TASK STATEMENT:
Reproduce every entry below precisely. Pictures are excluded from the copy.
--- begin MATERIAL PROVIDED ---
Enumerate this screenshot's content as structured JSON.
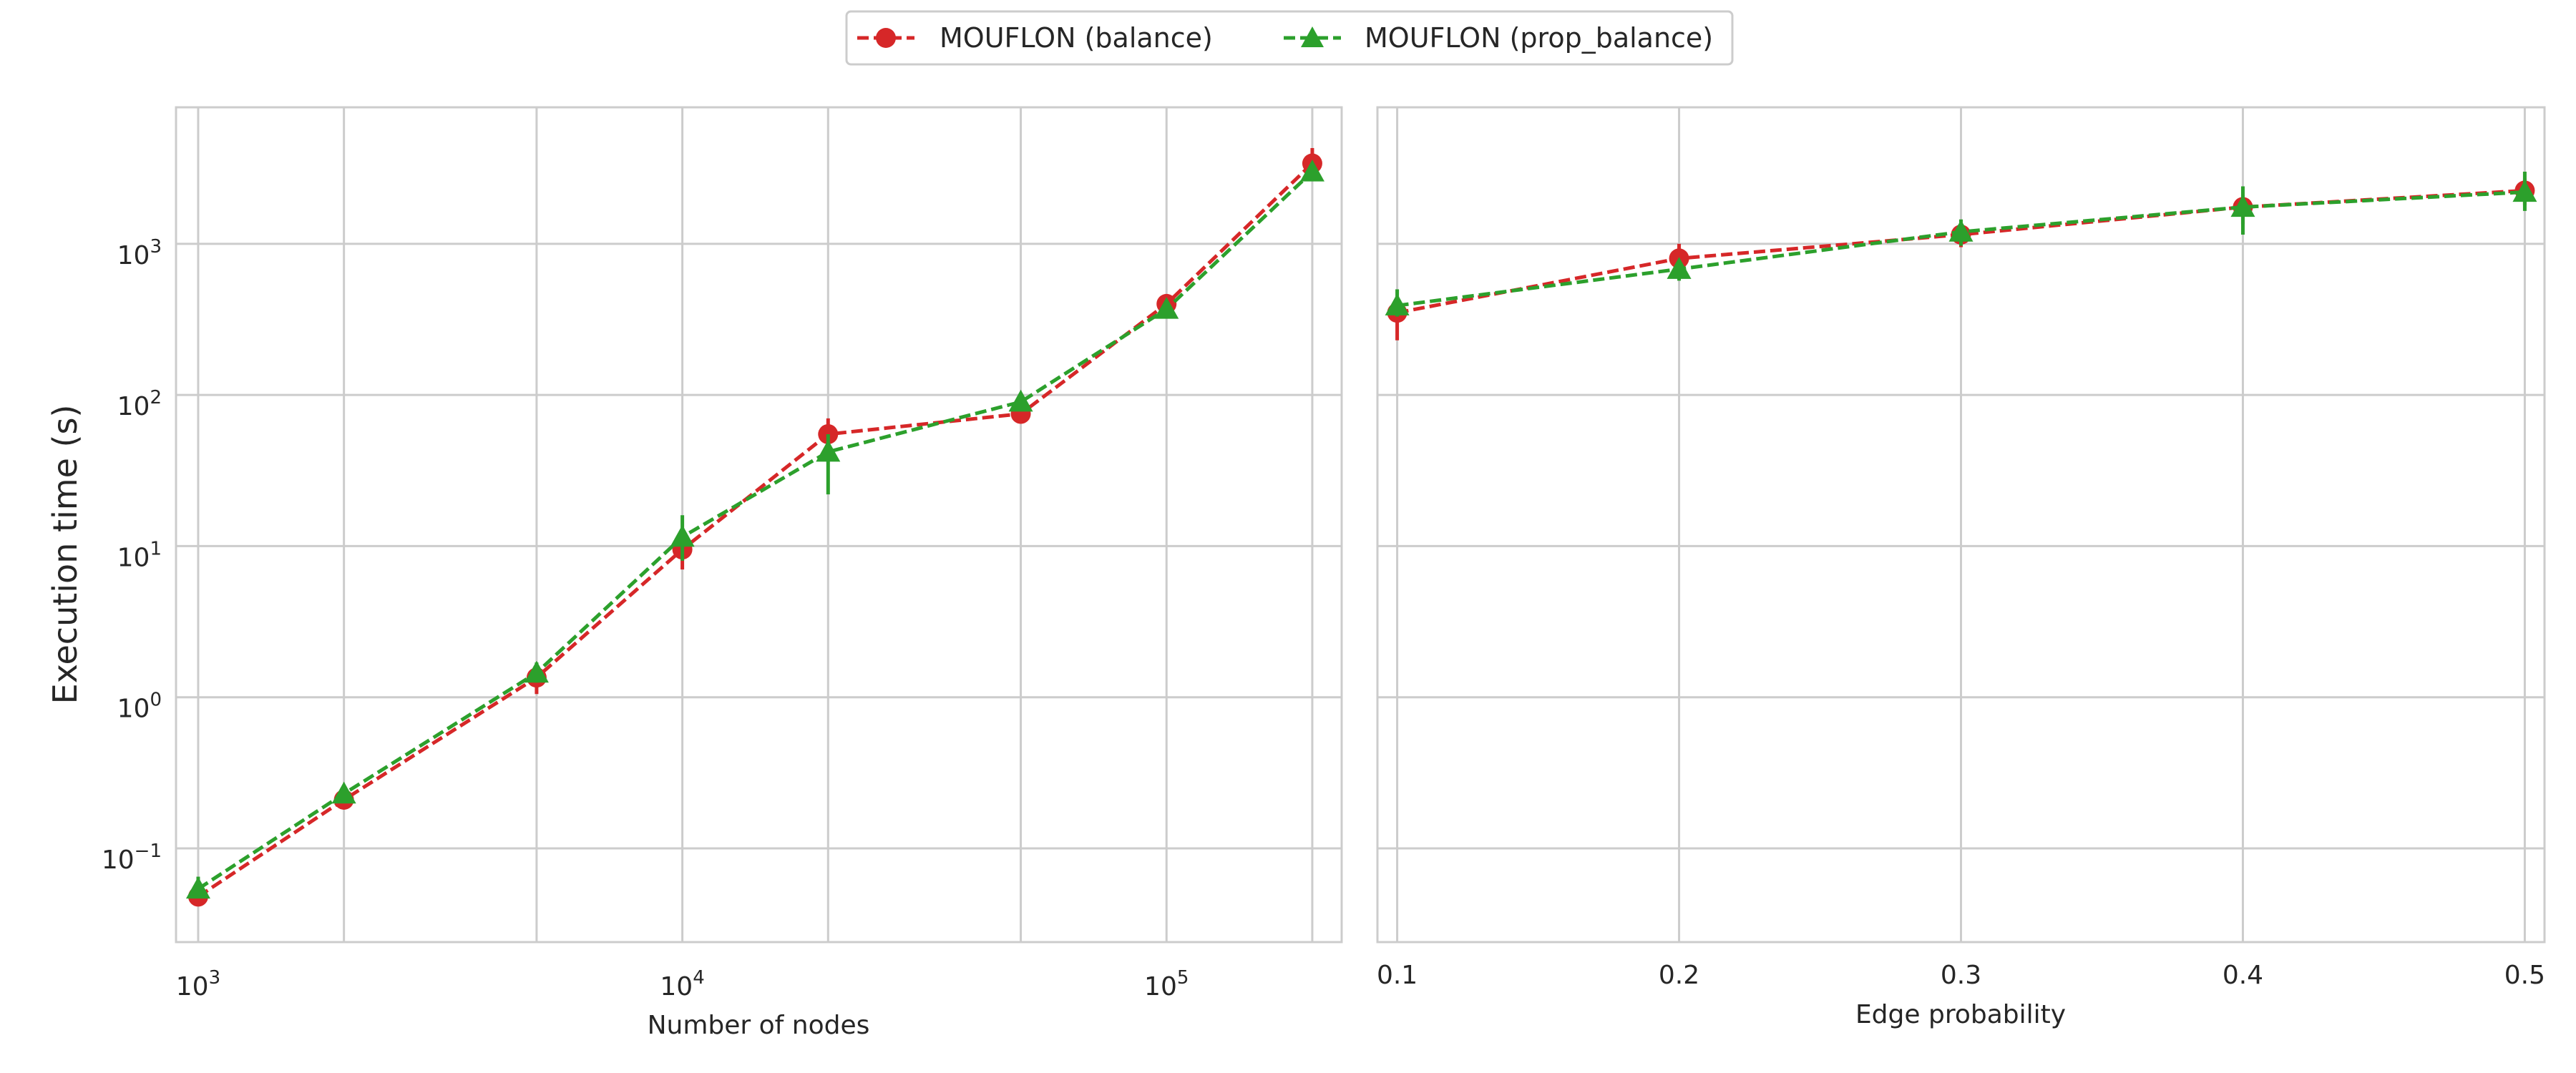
{
  "colors": {
    "balance": "#d62728",
    "prop_balance": "#2ca02c",
    "grid": "#cccccc",
    "frame": "#cccccc"
  },
  "legend": {
    "placement": "top-center",
    "entries": [
      {
        "label": "MOUFLON (balance)",
        "marker": "circle",
        "color": "#d62728"
      },
      {
        "label": "MOUFLON (prop_balance)",
        "marker": "triangle",
        "color": "#2ca02c"
      }
    ]
  },
  "y_axis": {
    "label": "Execution time (s)",
    "scale": "log",
    "ticks": [
      {
        "value": 0.1,
        "base": "10",
        "exp": "−1"
      },
      {
        "value": 1,
        "base": "10",
        "exp": "0"
      },
      {
        "value": 10,
        "base": "10",
        "exp": "1"
      },
      {
        "value": 100,
        "base": "10",
        "exp": "2"
      },
      {
        "value": 1000,
        "base": "10",
        "exp": "3"
      }
    ]
  },
  "chart_data": [
    {
      "type": "line",
      "xlabel": "Number of nodes",
      "ylabel": "Execution time (s)",
      "xscale": "log",
      "yscale": "log",
      "xlim": [
        900,
        230000
      ],
      "ylim": [
        0.024,
        8000
      ],
      "grid": true,
      "x_ticks": [
        {
          "value": 1000,
          "base": "10",
          "exp": "3"
        },
        {
          "value": 10000,
          "base": "10",
          "exp": "4"
        },
        {
          "value": 100000,
          "base": "10",
          "exp": "5"
        }
      ],
      "x_minor_grid": [
        2000,
        5000,
        20000,
        50000,
        200000
      ],
      "x": [
        1000,
        2000,
        5000,
        10000,
        20000,
        50000,
        100000,
        200000
      ],
      "series": [
        {
          "name": "MOUFLON (balance)",
          "marker": "circle",
          "values": [
            0.048,
            0.21,
            1.35,
            9.5,
            55,
            75,
            400,
            3400
          ],
          "err_low": [
            0.043,
            0.19,
            1.05,
            7.0,
            50,
            72,
            360,
            2900
          ],
          "err_high": [
            0.053,
            0.23,
            1.6,
            12.5,
            70,
            78,
            450,
            4300
          ]
        },
        {
          "name": "MOUFLON (prop_balance)",
          "marker": "triangle",
          "values": [
            0.054,
            0.23,
            1.45,
            11.5,
            42,
            90,
            370,
            3000
          ],
          "err_low": [
            0.048,
            0.21,
            1.25,
            8.0,
            22,
            87,
            340,
            2700
          ],
          "err_high": [
            0.065,
            0.25,
            1.7,
            16.0,
            55,
            93,
            410,
            3400
          ]
        }
      ]
    },
    {
      "type": "line",
      "xlabel": "Edge probability",
      "ylabel": "",
      "xscale": "linear",
      "yscale": "log",
      "xlim": [
        0.093,
        0.507
      ],
      "ylim": [
        0.024,
        8000
      ],
      "grid": true,
      "x_ticks": [
        {
          "value": 0.1,
          "text": "0.1"
        },
        {
          "value": 0.2,
          "text": "0.2"
        },
        {
          "value": 0.3,
          "text": "0.3"
        },
        {
          "value": 0.4,
          "text": "0.4"
        },
        {
          "value": 0.5,
          "text": "0.5"
        }
      ],
      "x": [
        0.1,
        0.2,
        0.3,
        0.4,
        0.5
      ],
      "series": [
        {
          "name": "MOUFLON (balance)",
          "marker": "circle",
          "values": [
            350,
            800,
            1150,
            1750,
            2250
          ],
          "err_low": [
            230,
            680,
            950,
            1350,
            1800
          ],
          "err_high": [
            450,
            1000,
            1350,
            2100,
            2700
          ]
        },
        {
          "name": "MOUFLON (prop_balance)",
          "marker": "triangle",
          "values": [
            390,
            680,
            1200,
            1750,
            2200
          ],
          "err_low": [
            330,
            570,
            970,
            1150,
            1650
          ],
          "err_high": [
            500,
            780,
            1450,
            2400,
            3000
          ]
        }
      ]
    }
  ]
}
--- end MATERIAL PROVIDED ---
WRITTEN SOLUTION:
Enumerate this screenshot's content as structured JSON.
{
  "colors": {
    "balance": "#d62728",
    "prop_balance": "#2ca02c",
    "grid": "#cccccc",
    "frame": "#cccccc"
  },
  "legend": {
    "placement": "top-center",
    "entries": [
      {
        "label": "MOUFLON (balance)",
        "marker": "circle",
        "color": "#d62728"
      },
      {
        "label": "MOUFLON (prop_balance)",
        "marker": "triangle",
        "color": "#2ca02c"
      }
    ]
  },
  "y_axis": {
    "label": "Execution time (s)",
    "scale": "log",
    "ticks": [
      {
        "value": 0.1,
        "base": "10",
        "exp": "−1"
      },
      {
        "value": 1,
        "base": "10",
        "exp": "0"
      },
      {
        "value": 10,
        "base": "10",
        "exp": "1"
      },
      {
        "value": 100,
        "base": "10",
        "exp": "2"
      },
      {
        "value": 1000,
        "base": "10",
        "exp": "3"
      }
    ]
  },
  "chart_data": [
    {
      "type": "line",
      "xlabel": "Number of nodes",
      "ylabel": "Execution time (s)",
      "xscale": "log",
      "yscale": "log",
      "xlim": [
        900,
        230000
      ],
      "ylim": [
        0.024,
        8000
      ],
      "grid": true,
      "x_ticks": [
        {
          "value": 1000,
          "base": "10",
          "exp": "3"
        },
        {
          "value": 10000,
          "base": "10",
          "exp": "4"
        },
        {
          "value": 100000,
          "base": "10",
          "exp": "5"
        }
      ],
      "x_minor_grid": [
        2000,
        5000,
        20000,
        50000,
        200000
      ],
      "x": [
        1000,
        2000,
        5000,
        10000,
        20000,
        50000,
        100000,
        200000
      ],
      "series": [
        {
          "name": "MOUFLON (balance)",
          "marker": "circle",
          "values": [
            0.048,
            0.21,
            1.35,
            9.5,
            55,
            75,
            400,
            3400
          ],
          "err_low": [
            0.043,
            0.19,
            1.05,
            7.0,
            50,
            72,
            360,
            2900
          ],
          "err_high": [
            0.053,
            0.23,
            1.6,
            12.5,
            70,
            78,
            450,
            4300
          ]
        },
        {
          "name": "MOUFLON (prop_balance)",
          "marker": "triangle",
          "values": [
            0.054,
            0.23,
            1.45,
            11.5,
            42,
            90,
            370,
            3000
          ],
          "err_low": [
            0.048,
            0.21,
            1.25,
            8.0,
            22,
            87,
            340,
            2700
          ],
          "err_high": [
            0.065,
            0.25,
            1.7,
            16.0,
            55,
            93,
            410,
            3400
          ]
        }
      ]
    },
    {
      "type": "line",
      "xlabel": "Edge probability",
      "ylabel": "",
      "xscale": "linear",
      "yscale": "log",
      "xlim": [
        0.093,
        0.507
      ],
      "ylim": [
        0.024,
        8000
      ],
      "grid": true,
      "x_ticks": [
        {
          "value": 0.1,
          "text": "0.1"
        },
        {
          "value": 0.2,
          "text": "0.2"
        },
        {
          "value": 0.3,
          "text": "0.3"
        },
        {
          "value": 0.4,
          "text": "0.4"
        },
        {
          "value": 0.5,
          "text": "0.5"
        }
      ],
      "x": [
        0.1,
        0.2,
        0.3,
        0.4,
        0.5
      ],
      "series": [
        {
          "name": "MOUFLON (balance)",
          "marker": "circle",
          "values": [
            350,
            800,
            1150,
            1750,
            2250
          ],
          "err_low": [
            230,
            680,
            950,
            1350,
            1800
          ],
          "err_high": [
            450,
            1000,
            1350,
            2100,
            2700
          ]
        },
        {
          "name": "MOUFLON (prop_balance)",
          "marker": "triangle",
          "values": [
            390,
            680,
            1200,
            1750,
            2200
          ],
          "err_low": [
            330,
            570,
            970,
            1150,
            1650
          ],
          "err_high": [
            500,
            780,
            1450,
            2400,
            3000
          ]
        }
      ]
    }
  ]
}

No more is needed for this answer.